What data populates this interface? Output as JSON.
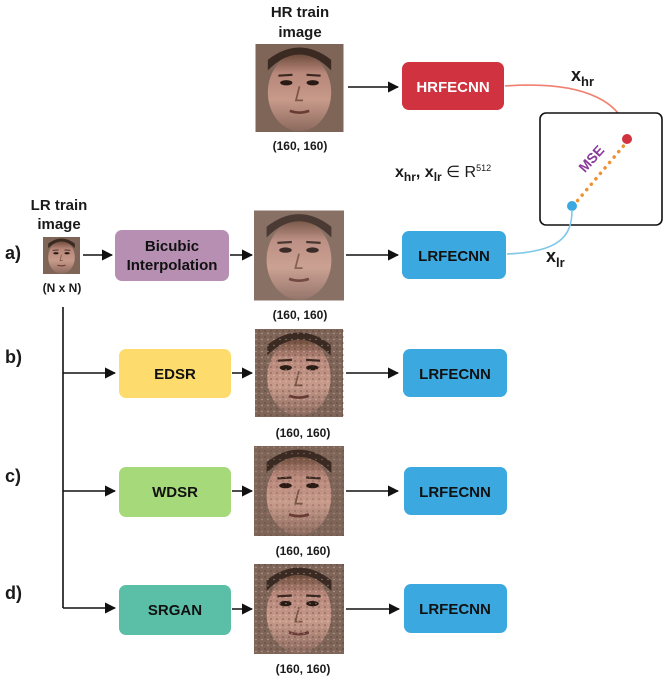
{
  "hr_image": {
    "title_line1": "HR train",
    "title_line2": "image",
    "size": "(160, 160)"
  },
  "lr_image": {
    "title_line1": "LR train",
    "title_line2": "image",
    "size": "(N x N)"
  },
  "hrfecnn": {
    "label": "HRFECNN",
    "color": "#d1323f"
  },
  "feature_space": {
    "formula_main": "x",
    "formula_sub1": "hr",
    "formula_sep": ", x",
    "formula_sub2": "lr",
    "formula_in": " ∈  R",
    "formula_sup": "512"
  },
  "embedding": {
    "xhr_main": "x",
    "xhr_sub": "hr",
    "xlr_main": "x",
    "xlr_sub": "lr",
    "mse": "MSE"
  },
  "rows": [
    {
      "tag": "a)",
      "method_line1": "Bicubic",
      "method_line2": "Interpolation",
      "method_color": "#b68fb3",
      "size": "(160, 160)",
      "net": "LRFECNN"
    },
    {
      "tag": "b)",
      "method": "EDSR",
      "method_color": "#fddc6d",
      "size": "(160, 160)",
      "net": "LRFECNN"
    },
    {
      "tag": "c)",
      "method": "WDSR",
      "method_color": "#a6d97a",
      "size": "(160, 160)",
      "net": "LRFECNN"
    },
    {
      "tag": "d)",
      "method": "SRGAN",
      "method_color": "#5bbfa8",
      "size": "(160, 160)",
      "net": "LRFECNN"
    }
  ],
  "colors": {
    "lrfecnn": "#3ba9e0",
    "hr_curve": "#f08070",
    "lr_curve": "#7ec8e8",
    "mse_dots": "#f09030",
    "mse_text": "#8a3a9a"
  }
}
★ ★ ★ ★ ★ ★ ★
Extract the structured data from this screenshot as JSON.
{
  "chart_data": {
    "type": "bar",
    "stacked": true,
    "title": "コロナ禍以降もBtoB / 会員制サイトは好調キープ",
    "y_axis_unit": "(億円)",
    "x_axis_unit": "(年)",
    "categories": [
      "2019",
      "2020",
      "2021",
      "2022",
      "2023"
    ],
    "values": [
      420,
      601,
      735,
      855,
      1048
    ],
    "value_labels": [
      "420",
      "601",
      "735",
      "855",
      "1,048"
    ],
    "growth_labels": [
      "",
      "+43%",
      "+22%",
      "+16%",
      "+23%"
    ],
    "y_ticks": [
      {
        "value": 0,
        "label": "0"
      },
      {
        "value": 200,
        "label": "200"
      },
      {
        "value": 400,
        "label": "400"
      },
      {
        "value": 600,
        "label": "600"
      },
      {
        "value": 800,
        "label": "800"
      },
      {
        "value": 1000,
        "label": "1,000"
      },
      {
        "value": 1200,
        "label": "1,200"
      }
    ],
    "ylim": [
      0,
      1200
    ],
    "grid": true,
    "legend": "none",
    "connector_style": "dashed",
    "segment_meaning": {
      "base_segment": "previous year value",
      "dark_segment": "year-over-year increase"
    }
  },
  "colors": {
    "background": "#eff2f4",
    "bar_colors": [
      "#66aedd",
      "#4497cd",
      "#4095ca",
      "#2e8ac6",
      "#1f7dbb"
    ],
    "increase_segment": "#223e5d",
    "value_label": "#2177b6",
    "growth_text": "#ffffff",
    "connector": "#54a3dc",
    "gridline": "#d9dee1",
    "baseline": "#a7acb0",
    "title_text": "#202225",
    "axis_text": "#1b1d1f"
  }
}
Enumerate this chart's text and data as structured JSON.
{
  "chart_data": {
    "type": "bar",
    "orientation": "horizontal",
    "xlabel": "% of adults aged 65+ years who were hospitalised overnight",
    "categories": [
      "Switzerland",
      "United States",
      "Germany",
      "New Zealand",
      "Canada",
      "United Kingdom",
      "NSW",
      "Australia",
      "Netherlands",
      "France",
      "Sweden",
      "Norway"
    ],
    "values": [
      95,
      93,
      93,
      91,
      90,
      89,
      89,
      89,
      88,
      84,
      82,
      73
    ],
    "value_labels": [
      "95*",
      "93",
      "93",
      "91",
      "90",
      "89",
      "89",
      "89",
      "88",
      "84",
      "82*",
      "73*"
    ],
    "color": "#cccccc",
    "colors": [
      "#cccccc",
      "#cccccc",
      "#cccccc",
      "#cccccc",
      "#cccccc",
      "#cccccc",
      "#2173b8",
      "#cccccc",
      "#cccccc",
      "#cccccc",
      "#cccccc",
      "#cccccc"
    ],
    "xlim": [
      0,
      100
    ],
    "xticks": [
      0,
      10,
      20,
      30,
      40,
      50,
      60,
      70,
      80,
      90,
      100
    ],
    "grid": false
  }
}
★ ★ ★ ★ ★ ★ ★
### Work to do
Gather up, from the records above, each line where the word "structured" appears.

### Result of the task
Extract the structured data from this screenshot as JSON.
Enumerate this chart's text and data as structured JSON.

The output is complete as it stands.